The anti-Hellenist genocide continues, with more virulence

Julian, the last patriotic emperor of Rome, is succeeded by Emperor Flavius Jovian: a fundamentalist Christian who reinstates terror, including the Scythopolis camps. In 364 he orders the burning of Antioch’s library. We must assume that what has come to us today from the philosophy, science, poetry and art in general of the classical era is nothing but a mutilated dispossession of what was left behind by Christian destruction.

Through a series of edicts, the emperor decrees the death penalty for all individuals who worship gods instead of the god of the Jews (including domestic and private worship) or practice divination, and all the assets of the temples of the old religions are confiscated. With a decree of 364, the emperor forbids non-Christian military leaders to command over Christian troops.

● **Raw data**
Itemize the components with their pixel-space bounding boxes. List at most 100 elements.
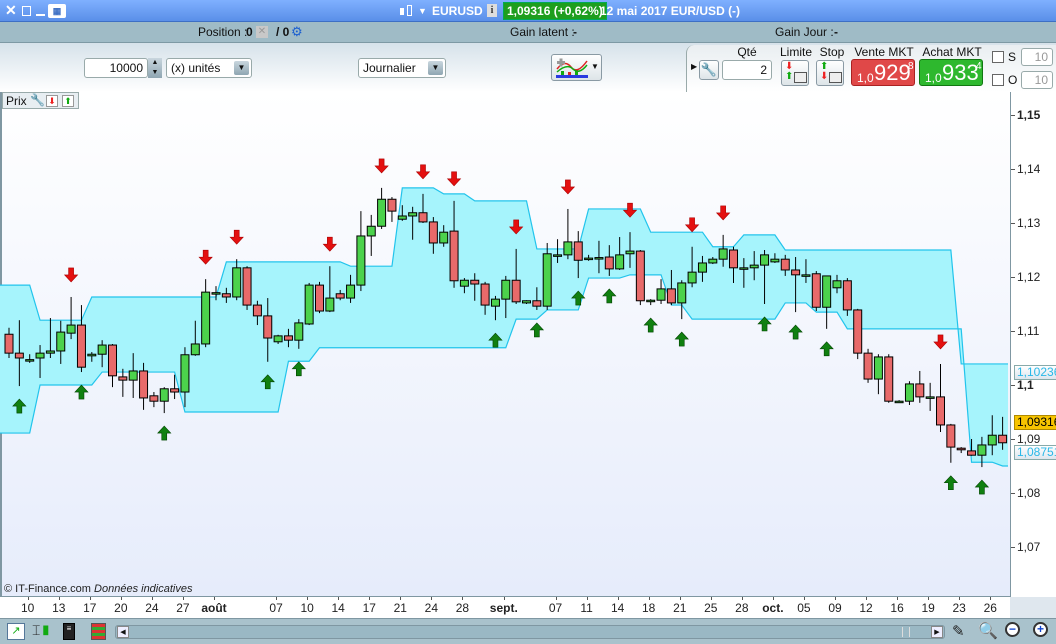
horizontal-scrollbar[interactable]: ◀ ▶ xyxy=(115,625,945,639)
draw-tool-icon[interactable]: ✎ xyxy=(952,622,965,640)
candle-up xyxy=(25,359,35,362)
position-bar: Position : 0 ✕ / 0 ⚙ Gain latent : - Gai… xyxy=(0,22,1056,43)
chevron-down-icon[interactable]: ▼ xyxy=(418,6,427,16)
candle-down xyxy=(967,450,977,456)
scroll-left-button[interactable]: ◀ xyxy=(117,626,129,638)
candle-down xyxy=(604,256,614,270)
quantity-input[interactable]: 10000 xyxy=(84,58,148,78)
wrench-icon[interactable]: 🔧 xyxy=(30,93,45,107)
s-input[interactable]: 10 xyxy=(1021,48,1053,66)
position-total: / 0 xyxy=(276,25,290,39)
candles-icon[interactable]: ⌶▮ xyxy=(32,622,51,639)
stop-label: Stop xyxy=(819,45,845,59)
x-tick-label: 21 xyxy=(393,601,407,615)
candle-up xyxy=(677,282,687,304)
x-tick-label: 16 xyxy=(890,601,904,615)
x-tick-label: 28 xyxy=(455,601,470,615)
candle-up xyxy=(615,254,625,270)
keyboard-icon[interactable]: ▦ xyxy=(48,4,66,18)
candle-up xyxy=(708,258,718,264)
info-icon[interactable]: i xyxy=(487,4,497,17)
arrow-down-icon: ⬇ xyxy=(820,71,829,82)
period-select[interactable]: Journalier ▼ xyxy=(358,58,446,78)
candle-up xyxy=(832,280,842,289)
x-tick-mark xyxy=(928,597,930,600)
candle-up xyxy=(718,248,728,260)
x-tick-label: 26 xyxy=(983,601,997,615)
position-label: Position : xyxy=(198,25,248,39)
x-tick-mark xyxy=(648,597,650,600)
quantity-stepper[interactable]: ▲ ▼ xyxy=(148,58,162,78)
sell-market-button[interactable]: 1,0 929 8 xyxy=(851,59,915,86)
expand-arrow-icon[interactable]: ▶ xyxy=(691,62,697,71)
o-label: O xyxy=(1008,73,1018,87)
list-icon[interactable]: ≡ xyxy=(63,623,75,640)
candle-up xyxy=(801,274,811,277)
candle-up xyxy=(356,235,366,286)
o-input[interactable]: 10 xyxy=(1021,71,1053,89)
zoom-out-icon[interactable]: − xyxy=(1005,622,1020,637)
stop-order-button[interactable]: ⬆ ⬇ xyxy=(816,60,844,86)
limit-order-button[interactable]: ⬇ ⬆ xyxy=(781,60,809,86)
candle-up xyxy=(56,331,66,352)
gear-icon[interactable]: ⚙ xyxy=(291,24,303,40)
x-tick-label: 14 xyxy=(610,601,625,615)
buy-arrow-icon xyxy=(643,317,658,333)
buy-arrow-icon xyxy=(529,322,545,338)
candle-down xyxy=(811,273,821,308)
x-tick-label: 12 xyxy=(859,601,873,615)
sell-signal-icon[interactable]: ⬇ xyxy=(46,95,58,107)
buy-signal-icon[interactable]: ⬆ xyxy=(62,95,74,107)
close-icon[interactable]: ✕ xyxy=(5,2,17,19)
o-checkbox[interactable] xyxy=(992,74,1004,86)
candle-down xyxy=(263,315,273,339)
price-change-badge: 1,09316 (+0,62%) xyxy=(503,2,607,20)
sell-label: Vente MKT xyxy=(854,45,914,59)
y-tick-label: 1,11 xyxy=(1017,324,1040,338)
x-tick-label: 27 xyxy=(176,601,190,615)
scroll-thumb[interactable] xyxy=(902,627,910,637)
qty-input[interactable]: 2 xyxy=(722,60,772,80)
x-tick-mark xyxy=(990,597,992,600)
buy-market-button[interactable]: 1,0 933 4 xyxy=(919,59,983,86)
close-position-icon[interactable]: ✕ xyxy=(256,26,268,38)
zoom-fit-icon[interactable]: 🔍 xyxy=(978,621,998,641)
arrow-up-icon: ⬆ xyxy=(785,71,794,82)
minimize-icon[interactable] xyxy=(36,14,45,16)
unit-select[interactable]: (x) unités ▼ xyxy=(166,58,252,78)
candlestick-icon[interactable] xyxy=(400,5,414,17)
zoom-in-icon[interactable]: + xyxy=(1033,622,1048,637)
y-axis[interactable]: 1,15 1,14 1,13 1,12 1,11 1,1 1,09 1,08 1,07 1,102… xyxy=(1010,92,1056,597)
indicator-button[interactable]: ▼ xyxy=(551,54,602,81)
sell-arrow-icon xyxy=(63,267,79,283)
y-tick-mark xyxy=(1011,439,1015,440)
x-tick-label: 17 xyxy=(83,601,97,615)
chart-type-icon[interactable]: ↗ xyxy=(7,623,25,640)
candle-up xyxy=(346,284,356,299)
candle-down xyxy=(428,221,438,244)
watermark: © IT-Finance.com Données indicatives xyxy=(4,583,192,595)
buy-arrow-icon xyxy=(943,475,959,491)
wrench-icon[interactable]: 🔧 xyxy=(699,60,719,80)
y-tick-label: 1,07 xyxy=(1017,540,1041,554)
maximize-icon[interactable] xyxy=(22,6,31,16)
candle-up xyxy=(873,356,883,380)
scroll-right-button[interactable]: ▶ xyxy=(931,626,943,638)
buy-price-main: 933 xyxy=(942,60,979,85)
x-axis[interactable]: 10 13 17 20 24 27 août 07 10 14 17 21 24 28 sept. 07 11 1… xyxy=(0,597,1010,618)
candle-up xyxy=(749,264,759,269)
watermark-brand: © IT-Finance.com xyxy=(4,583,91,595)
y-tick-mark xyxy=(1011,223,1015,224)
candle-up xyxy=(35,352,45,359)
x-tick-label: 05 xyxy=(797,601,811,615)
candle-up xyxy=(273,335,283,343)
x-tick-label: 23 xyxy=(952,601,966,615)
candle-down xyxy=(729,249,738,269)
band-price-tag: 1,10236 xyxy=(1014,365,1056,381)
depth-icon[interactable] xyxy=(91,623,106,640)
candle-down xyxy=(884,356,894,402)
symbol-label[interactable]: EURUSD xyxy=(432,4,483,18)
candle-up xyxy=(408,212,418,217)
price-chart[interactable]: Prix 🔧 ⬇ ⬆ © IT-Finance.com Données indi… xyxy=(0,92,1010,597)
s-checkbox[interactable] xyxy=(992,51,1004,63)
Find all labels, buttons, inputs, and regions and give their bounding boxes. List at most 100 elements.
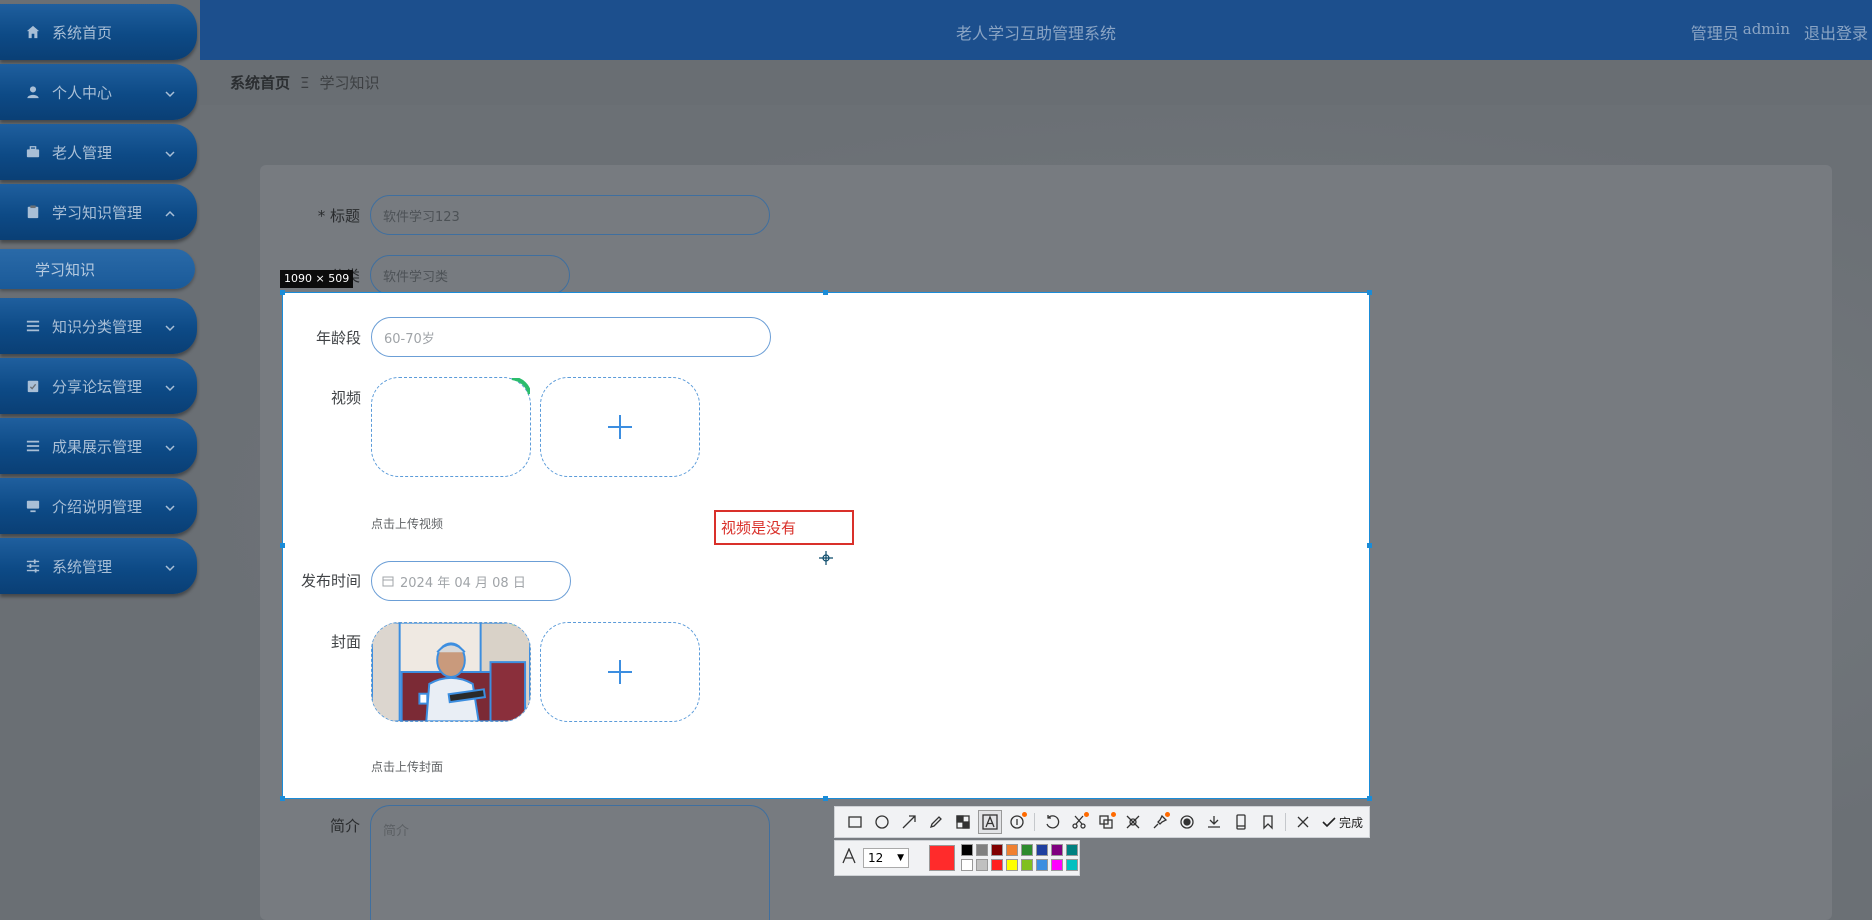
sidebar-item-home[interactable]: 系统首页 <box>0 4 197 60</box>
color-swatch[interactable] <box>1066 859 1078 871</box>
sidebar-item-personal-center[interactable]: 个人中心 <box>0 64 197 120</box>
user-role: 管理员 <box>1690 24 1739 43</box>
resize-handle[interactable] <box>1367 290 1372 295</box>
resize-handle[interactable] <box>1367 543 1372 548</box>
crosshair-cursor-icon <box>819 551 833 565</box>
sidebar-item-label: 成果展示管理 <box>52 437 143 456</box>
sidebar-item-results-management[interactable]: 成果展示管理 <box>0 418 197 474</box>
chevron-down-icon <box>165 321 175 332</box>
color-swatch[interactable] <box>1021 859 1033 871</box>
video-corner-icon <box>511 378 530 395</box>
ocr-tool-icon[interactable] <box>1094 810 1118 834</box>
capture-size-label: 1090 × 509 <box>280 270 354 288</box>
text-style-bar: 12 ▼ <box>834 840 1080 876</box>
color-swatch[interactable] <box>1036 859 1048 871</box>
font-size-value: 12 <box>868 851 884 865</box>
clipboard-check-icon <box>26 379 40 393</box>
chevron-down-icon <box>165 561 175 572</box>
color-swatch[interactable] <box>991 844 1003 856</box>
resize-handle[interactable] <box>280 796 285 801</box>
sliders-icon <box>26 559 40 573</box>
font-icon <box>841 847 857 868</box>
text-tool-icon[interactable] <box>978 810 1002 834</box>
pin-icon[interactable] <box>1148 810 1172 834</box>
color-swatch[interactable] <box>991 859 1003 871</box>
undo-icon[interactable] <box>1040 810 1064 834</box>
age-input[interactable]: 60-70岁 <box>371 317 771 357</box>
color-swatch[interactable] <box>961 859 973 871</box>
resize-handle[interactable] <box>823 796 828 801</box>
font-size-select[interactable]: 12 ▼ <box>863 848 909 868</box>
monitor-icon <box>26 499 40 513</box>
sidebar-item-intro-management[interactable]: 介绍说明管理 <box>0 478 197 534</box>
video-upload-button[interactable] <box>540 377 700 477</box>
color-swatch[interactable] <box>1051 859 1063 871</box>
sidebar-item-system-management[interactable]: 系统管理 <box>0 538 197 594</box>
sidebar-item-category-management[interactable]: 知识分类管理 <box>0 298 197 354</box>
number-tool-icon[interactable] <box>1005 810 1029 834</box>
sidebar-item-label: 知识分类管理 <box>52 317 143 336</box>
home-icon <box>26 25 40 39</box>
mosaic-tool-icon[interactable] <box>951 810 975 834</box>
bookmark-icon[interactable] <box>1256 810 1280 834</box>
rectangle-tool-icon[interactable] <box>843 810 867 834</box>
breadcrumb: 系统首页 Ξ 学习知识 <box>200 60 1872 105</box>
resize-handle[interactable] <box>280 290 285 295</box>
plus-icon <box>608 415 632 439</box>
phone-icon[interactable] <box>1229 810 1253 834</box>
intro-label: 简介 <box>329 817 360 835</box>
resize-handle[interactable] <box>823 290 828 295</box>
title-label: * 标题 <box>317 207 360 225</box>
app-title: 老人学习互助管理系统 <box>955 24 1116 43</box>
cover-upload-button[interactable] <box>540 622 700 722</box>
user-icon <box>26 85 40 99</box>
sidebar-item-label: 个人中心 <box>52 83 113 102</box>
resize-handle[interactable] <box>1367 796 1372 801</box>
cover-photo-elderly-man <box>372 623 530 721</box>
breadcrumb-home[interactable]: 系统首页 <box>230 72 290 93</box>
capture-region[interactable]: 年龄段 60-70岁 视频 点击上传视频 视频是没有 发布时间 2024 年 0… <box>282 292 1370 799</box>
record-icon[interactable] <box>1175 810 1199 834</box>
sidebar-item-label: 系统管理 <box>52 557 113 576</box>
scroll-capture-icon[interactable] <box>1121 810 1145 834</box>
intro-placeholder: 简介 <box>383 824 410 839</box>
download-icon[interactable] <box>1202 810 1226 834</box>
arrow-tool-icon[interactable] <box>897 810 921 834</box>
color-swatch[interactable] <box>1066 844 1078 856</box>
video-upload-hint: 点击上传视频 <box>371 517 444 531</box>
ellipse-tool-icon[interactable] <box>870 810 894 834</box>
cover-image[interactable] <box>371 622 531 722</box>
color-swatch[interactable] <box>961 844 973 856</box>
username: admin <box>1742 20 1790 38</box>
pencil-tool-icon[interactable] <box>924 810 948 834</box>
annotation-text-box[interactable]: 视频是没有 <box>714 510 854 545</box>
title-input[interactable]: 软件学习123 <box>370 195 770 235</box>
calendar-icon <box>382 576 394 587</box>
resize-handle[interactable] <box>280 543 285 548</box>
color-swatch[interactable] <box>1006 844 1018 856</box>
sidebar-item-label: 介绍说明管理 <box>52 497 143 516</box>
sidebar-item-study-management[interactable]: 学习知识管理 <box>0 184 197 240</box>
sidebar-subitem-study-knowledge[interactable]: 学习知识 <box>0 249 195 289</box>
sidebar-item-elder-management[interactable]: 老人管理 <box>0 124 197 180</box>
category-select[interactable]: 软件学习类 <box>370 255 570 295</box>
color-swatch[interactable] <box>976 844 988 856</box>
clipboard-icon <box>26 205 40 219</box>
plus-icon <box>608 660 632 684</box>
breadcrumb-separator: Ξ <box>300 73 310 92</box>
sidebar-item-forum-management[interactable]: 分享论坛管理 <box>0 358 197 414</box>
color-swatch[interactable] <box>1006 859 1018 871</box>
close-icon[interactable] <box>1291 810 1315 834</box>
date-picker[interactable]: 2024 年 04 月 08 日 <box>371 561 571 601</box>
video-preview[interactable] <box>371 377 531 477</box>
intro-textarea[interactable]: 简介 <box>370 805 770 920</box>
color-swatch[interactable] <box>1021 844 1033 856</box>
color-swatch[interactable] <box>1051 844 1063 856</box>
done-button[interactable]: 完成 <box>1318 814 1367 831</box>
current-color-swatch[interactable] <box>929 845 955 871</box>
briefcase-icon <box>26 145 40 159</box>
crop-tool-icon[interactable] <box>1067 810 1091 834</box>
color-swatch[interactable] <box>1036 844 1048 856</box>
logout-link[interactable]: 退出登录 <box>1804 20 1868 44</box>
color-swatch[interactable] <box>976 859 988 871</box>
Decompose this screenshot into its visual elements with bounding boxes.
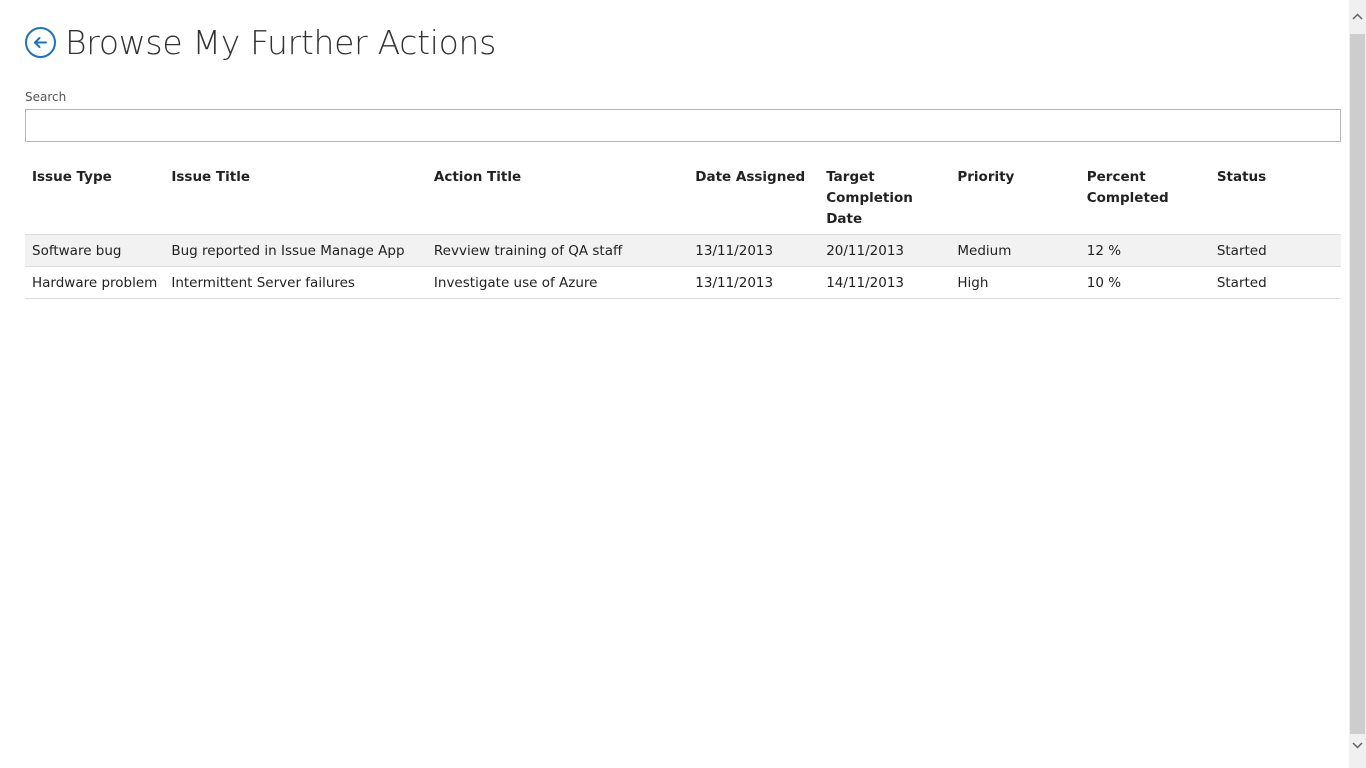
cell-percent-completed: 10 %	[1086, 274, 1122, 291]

● **Directions for this task**
Revise the stretch of the passage on Emperor Jovian from "The anti-Hellenist genocide" through "over Christian troops.", replacing "edicts" with "laws". The material comes from a separate source.

● **Reply**
The anti-Hellenist genocide continues, with more virulence

Julian, the last patriotic emperor of Rome, is succeeded by Emperor Flavius Jovian: a fundamentalist Christian who reinstates terror, including the Scythopolis camps. In 364 he orders the burning of Antioch’s library. We must assume that what has come to us today from the philosophy, science, poetry and art in general of the classical era is nothing but a mutilated dispossession of what was left behind by Christian destruction.

Through a series of laws, the emperor decrees the death penalty for all individuals who worship gods instead of the god of the Jews (including domestic and private worship) or practice divination, and all the assets of the temples of the old religions are confiscated. With a decree of 364, the emperor forbids non-Christian military leaders to command over Christian troops.